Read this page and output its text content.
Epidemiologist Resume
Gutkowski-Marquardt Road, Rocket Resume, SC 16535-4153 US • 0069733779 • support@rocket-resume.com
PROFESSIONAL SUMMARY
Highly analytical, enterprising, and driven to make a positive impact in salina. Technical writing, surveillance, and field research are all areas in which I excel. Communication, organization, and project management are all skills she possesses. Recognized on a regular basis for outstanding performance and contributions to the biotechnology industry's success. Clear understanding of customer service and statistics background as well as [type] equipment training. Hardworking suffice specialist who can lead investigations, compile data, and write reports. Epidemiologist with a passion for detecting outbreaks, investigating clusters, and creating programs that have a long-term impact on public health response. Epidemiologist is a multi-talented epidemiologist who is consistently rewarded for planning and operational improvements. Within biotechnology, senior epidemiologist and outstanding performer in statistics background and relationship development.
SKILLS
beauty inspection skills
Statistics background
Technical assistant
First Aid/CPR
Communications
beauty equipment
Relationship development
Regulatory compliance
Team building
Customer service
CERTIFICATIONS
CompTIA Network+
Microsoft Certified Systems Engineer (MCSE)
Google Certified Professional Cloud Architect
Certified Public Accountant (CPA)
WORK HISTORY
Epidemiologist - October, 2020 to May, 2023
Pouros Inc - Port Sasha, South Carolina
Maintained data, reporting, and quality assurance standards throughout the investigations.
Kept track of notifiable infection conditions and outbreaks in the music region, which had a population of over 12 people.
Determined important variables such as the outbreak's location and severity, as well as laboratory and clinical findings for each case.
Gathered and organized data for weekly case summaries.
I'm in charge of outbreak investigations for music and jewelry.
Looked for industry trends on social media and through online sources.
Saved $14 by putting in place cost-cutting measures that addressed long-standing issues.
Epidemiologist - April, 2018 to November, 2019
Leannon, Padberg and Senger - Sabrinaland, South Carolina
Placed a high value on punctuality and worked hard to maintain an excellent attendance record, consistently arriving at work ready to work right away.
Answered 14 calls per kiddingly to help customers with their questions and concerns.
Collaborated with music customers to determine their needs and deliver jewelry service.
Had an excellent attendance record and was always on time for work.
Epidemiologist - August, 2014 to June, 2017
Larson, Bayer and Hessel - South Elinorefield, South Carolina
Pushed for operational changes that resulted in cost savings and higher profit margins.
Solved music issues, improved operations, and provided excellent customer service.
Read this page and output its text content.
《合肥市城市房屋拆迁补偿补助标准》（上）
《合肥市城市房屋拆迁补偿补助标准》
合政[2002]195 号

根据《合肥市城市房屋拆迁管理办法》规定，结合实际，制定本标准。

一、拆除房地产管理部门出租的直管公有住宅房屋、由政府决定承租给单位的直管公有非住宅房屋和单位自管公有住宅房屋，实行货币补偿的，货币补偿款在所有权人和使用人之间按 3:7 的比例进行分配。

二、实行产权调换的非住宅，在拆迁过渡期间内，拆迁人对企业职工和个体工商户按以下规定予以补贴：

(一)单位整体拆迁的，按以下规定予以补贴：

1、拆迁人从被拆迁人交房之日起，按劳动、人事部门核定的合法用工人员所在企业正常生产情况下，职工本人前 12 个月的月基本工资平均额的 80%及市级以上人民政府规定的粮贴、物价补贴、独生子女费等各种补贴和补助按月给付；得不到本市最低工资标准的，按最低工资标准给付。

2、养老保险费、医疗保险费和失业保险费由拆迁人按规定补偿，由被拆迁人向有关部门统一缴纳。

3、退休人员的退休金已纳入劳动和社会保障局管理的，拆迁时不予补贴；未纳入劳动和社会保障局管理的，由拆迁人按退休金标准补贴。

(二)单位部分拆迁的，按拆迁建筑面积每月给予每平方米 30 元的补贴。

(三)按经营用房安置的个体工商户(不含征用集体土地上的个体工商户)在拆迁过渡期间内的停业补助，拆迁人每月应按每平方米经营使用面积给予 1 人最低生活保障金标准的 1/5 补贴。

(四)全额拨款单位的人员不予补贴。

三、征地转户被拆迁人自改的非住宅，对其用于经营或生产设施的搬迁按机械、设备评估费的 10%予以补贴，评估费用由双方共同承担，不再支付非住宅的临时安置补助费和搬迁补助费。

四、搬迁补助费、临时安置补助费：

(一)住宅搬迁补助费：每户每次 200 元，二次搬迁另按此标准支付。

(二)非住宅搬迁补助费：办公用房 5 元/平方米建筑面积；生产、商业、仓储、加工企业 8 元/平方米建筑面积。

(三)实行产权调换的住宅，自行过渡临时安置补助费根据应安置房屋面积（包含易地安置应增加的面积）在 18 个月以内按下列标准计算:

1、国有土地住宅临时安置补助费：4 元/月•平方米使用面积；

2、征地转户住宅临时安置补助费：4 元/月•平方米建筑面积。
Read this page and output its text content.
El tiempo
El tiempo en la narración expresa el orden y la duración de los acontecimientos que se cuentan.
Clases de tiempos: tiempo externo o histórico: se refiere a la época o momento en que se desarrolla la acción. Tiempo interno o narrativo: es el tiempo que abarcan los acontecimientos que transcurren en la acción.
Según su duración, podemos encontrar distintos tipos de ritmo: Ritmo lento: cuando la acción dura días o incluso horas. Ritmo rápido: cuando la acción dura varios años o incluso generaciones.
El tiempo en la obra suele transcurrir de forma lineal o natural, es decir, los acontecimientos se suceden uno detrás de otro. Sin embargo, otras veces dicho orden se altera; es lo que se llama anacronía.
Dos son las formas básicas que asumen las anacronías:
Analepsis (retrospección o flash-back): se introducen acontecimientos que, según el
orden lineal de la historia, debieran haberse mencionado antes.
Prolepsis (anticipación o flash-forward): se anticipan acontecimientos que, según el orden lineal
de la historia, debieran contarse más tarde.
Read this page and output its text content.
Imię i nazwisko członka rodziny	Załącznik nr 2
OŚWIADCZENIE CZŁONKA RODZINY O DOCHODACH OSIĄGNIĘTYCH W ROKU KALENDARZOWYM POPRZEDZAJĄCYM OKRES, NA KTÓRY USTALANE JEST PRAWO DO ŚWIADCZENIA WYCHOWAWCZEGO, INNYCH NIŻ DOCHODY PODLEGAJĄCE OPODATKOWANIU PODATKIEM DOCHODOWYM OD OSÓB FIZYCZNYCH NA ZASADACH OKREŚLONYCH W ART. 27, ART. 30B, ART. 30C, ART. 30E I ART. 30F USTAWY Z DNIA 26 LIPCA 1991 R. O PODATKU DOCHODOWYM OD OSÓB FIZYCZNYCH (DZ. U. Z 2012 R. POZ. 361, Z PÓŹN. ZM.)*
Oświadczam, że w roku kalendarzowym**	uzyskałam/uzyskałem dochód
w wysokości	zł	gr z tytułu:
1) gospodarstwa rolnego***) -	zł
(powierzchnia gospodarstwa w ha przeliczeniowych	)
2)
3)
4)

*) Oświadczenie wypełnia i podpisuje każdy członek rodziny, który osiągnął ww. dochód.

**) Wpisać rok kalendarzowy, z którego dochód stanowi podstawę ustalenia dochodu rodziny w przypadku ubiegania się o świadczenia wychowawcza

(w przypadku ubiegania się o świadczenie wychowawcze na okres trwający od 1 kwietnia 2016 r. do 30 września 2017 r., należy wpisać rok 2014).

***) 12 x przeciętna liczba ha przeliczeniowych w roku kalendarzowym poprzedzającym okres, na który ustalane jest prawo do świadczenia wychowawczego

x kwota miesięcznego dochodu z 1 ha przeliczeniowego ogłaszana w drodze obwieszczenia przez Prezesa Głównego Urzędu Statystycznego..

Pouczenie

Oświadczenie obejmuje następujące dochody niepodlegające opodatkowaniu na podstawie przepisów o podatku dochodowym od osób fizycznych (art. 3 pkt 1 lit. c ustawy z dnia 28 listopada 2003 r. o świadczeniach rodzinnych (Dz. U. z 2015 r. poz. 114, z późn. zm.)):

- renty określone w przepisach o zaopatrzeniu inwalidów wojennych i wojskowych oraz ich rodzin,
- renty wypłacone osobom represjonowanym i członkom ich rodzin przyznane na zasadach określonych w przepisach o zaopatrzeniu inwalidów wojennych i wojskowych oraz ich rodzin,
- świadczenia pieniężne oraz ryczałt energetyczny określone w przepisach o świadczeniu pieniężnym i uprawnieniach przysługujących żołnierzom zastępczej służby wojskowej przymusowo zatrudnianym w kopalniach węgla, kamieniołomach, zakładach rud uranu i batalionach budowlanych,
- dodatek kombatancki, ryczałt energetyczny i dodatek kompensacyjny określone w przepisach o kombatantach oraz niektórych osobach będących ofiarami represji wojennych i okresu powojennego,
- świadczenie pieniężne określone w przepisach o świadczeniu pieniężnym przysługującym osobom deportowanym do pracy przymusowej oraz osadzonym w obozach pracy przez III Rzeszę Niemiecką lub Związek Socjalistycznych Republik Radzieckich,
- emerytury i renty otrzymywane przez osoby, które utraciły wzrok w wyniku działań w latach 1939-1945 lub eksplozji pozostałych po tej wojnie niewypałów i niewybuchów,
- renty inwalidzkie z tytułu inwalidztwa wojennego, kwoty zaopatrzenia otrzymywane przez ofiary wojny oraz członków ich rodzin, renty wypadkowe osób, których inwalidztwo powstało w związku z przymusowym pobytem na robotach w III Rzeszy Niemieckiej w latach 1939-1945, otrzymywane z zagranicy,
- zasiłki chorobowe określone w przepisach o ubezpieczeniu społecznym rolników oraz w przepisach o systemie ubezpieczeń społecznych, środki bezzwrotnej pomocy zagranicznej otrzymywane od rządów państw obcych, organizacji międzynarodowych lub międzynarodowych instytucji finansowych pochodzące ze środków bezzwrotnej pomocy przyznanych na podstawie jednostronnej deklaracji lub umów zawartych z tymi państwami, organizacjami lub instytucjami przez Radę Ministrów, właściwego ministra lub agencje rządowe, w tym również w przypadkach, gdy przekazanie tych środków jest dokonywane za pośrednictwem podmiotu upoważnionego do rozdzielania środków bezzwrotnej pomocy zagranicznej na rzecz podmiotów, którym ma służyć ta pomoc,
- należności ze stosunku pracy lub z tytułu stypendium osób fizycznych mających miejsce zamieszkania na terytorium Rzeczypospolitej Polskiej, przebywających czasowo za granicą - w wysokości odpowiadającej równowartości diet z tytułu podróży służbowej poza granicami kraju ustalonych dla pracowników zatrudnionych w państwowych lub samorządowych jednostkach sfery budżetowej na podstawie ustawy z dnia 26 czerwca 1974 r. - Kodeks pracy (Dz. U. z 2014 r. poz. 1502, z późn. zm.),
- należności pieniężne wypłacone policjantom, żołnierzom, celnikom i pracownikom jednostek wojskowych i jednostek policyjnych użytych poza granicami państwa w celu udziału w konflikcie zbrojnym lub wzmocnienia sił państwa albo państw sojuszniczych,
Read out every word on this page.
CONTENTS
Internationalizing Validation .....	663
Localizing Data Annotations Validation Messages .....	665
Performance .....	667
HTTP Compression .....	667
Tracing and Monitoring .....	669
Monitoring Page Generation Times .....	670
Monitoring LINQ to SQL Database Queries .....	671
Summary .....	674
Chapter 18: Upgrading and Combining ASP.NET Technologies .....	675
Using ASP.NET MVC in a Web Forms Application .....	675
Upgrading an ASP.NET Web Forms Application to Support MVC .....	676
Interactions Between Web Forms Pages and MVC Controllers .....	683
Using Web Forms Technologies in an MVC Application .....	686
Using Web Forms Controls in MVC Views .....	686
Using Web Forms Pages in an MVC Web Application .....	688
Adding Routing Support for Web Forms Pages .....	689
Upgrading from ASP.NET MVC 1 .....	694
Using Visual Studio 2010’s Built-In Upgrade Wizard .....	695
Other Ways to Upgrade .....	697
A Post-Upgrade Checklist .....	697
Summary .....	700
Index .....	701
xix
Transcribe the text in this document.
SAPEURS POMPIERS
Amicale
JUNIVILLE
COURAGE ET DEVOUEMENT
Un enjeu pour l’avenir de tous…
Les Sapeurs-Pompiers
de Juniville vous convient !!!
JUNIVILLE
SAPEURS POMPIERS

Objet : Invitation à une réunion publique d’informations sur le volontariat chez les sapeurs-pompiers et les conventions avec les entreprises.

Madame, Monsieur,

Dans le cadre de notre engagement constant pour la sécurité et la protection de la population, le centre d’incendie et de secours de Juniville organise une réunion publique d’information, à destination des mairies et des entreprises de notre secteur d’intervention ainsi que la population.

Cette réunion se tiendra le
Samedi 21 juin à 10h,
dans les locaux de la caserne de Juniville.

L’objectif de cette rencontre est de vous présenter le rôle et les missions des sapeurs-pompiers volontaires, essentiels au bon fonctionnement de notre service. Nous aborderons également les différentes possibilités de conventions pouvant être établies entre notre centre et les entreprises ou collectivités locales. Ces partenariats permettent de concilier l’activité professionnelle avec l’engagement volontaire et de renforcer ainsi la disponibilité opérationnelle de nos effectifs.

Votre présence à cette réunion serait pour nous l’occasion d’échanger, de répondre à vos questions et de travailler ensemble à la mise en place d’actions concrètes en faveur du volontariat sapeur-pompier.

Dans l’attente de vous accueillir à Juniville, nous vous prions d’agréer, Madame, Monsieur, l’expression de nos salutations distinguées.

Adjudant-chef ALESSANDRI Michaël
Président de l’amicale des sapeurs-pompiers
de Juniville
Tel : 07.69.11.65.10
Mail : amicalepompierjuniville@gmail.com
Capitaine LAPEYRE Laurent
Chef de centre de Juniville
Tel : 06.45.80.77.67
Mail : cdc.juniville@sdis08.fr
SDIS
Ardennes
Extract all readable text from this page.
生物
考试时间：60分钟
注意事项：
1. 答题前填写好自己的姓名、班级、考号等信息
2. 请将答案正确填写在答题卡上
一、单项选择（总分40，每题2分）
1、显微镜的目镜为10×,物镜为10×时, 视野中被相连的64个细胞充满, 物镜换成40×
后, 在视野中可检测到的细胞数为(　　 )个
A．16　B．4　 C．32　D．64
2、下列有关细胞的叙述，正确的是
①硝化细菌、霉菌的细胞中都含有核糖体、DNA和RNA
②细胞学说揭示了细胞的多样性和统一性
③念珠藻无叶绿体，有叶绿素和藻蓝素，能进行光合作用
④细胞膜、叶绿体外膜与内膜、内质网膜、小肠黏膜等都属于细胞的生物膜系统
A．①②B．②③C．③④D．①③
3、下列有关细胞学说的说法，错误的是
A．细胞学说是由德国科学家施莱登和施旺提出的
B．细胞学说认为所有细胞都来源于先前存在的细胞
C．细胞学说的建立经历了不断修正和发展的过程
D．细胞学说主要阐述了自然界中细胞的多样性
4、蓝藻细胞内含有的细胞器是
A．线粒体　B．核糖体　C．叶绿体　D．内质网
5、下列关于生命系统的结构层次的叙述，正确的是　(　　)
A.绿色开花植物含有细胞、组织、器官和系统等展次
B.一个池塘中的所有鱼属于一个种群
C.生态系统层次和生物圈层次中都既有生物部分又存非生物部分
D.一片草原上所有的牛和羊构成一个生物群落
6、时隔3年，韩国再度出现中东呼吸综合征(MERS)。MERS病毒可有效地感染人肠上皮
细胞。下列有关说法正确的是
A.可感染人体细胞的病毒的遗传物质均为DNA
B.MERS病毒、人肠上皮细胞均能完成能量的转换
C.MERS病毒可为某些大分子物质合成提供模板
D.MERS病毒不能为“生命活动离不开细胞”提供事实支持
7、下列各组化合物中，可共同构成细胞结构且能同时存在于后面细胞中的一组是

════════════════

→ Task brief: Filter out every line that lacks the word "Madame", and copy the rest.

→ Reply to the exercise:
Madame, Monsieur,
Dans l’attente de vous accueillir à Juniville, nous vous prions d’agréer, Madame, Monsieur, l’expression de nos salutations distinguées.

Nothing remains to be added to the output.